> [THE TASK]
State the number of lines in these records holding "title". Say nothing more.

> [PROVIDED DATA]
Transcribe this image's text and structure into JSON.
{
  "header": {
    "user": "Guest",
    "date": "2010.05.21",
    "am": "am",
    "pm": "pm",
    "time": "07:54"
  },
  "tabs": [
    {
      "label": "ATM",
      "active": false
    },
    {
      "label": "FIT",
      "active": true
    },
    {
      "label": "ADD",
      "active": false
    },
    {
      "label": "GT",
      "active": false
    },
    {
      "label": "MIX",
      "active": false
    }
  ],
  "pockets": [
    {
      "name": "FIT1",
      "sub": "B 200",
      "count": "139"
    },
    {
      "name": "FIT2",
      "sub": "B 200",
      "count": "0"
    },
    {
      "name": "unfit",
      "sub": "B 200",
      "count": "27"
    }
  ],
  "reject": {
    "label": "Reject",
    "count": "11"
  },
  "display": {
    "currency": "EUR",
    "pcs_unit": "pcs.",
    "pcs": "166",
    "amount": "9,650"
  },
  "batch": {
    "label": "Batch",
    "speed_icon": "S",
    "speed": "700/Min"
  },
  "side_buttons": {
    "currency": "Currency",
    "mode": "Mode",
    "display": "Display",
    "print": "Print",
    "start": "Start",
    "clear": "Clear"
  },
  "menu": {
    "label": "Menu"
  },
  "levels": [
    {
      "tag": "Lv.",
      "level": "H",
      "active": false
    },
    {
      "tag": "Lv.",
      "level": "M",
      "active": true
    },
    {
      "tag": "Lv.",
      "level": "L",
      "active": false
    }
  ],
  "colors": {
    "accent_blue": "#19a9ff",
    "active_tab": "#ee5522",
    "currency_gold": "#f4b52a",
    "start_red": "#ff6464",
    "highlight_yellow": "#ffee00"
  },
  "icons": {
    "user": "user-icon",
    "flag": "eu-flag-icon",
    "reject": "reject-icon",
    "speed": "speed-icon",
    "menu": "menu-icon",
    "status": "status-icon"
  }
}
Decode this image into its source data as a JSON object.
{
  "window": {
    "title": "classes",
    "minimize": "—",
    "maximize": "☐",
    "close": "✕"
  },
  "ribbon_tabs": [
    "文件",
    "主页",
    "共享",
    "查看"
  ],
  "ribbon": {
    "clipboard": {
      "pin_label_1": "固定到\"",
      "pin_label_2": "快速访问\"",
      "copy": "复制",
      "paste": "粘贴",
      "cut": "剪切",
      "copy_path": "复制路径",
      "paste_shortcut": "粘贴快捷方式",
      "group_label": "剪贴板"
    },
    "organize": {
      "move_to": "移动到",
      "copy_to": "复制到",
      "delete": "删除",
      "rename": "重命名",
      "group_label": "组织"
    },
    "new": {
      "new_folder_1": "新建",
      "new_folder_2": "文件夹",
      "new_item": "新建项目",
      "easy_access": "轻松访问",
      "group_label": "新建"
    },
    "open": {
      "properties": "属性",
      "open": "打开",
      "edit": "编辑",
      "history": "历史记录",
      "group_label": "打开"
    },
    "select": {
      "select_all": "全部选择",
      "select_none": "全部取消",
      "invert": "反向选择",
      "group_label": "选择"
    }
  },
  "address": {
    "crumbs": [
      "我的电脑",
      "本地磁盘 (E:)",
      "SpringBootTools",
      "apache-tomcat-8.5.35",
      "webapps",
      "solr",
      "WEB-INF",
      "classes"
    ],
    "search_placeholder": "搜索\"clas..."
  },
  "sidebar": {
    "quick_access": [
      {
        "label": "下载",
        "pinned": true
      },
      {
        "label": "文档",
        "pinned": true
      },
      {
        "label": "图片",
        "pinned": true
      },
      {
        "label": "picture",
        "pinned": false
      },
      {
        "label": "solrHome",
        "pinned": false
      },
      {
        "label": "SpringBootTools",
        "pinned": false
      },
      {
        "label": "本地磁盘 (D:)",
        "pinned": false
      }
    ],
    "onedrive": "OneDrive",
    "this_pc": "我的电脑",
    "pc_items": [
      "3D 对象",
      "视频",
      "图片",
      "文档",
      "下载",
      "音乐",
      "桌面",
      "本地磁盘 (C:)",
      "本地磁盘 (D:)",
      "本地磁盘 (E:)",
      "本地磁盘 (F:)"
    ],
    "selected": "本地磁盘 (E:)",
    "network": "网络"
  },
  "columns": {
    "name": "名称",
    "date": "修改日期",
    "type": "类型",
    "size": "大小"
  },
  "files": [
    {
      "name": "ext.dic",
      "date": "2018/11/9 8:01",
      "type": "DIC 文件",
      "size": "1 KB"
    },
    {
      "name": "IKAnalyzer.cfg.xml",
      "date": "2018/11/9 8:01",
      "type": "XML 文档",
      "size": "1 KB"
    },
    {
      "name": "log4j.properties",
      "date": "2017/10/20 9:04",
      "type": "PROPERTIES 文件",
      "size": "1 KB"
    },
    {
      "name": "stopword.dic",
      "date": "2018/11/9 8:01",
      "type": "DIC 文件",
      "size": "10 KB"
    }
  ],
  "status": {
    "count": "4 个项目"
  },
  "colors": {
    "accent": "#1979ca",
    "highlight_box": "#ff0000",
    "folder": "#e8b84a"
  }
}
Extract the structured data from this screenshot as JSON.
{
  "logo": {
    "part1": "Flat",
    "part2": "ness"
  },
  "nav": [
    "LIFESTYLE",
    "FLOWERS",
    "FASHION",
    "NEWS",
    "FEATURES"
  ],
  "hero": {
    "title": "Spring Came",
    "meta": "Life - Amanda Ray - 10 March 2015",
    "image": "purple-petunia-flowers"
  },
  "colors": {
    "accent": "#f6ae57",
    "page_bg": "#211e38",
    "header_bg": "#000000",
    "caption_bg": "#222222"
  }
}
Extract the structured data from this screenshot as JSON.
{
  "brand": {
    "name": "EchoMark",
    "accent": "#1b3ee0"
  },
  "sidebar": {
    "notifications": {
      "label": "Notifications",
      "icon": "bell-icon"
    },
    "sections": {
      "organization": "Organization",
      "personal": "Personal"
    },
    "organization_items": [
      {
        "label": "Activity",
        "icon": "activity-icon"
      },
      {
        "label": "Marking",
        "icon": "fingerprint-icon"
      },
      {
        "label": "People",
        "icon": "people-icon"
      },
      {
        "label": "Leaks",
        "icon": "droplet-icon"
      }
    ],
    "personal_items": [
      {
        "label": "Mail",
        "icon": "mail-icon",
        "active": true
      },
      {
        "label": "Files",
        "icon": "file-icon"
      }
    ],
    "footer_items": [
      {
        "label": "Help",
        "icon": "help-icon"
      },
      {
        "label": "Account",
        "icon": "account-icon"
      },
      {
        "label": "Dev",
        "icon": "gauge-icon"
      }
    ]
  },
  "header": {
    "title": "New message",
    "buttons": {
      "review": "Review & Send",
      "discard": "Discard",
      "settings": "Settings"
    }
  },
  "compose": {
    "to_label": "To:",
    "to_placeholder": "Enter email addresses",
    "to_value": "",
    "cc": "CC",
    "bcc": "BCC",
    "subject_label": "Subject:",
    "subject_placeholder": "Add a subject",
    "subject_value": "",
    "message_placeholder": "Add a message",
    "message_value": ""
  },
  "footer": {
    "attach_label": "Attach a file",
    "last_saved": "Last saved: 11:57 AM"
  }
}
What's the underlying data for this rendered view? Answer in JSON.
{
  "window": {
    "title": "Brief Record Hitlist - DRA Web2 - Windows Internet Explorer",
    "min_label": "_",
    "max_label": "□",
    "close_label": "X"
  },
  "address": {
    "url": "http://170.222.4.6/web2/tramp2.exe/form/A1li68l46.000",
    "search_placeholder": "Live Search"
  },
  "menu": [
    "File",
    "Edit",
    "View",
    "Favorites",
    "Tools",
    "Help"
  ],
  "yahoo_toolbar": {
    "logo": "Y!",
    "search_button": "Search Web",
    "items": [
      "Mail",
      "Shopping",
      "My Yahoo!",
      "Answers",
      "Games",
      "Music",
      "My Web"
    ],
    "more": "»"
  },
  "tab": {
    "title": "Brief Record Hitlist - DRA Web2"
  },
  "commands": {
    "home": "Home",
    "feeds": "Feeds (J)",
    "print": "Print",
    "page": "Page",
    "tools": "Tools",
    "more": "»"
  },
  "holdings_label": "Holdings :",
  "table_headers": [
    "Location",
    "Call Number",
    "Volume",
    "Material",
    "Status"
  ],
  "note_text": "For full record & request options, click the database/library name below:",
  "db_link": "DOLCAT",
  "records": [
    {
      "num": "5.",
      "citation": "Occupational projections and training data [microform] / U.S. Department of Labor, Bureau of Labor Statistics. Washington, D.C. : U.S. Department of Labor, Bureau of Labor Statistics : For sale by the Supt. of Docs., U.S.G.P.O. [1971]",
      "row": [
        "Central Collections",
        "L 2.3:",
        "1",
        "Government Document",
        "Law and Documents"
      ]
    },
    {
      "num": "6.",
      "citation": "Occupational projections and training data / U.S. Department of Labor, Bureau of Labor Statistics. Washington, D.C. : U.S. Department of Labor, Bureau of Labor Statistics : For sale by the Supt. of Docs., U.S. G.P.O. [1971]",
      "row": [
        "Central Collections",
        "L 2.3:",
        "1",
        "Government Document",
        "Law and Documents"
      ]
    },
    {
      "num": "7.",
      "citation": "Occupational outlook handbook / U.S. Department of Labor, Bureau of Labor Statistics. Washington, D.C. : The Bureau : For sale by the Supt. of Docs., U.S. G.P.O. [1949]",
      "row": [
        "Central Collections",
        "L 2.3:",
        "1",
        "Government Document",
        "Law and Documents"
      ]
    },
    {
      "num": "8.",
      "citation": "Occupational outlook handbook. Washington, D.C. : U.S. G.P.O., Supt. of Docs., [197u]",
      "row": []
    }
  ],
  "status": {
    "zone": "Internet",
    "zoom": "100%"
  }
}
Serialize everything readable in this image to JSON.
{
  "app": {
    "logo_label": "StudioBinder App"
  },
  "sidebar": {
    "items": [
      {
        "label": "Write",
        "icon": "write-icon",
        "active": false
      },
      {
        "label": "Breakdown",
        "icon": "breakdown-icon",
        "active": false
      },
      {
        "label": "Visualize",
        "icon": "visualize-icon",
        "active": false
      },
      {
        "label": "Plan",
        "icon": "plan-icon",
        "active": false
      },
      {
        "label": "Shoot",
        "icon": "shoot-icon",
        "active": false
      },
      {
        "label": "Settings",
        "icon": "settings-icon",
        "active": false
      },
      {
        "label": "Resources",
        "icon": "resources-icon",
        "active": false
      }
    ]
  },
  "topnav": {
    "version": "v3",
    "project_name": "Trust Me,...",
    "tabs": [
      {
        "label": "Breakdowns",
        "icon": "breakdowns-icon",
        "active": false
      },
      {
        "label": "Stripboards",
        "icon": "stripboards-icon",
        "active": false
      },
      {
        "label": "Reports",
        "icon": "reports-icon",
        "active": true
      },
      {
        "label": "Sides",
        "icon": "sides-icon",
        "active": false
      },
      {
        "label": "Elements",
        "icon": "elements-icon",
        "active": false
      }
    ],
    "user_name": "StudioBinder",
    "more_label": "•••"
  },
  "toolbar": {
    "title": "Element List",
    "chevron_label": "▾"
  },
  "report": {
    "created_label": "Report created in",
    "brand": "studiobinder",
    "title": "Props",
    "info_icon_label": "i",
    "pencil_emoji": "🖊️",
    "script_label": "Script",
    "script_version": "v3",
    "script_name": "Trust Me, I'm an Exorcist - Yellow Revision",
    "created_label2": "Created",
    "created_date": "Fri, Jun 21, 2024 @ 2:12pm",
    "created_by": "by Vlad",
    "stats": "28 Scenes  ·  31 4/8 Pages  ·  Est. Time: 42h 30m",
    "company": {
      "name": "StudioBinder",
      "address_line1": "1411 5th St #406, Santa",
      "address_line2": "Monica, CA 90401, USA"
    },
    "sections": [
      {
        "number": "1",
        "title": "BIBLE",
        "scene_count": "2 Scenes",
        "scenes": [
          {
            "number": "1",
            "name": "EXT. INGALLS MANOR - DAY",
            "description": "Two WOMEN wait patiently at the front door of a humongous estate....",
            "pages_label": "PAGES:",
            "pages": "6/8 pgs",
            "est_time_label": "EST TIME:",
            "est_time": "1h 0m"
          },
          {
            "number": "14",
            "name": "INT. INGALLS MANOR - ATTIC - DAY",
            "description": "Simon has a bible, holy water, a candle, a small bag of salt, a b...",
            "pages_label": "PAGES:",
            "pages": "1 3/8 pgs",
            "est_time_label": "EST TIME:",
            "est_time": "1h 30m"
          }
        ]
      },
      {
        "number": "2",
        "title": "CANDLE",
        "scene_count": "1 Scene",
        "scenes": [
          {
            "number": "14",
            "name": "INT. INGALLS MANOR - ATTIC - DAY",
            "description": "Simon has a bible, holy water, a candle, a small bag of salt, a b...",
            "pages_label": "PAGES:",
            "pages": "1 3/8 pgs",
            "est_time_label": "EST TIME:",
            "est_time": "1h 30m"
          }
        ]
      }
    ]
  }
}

> [RESPONSE TO THE EXERCISE]
9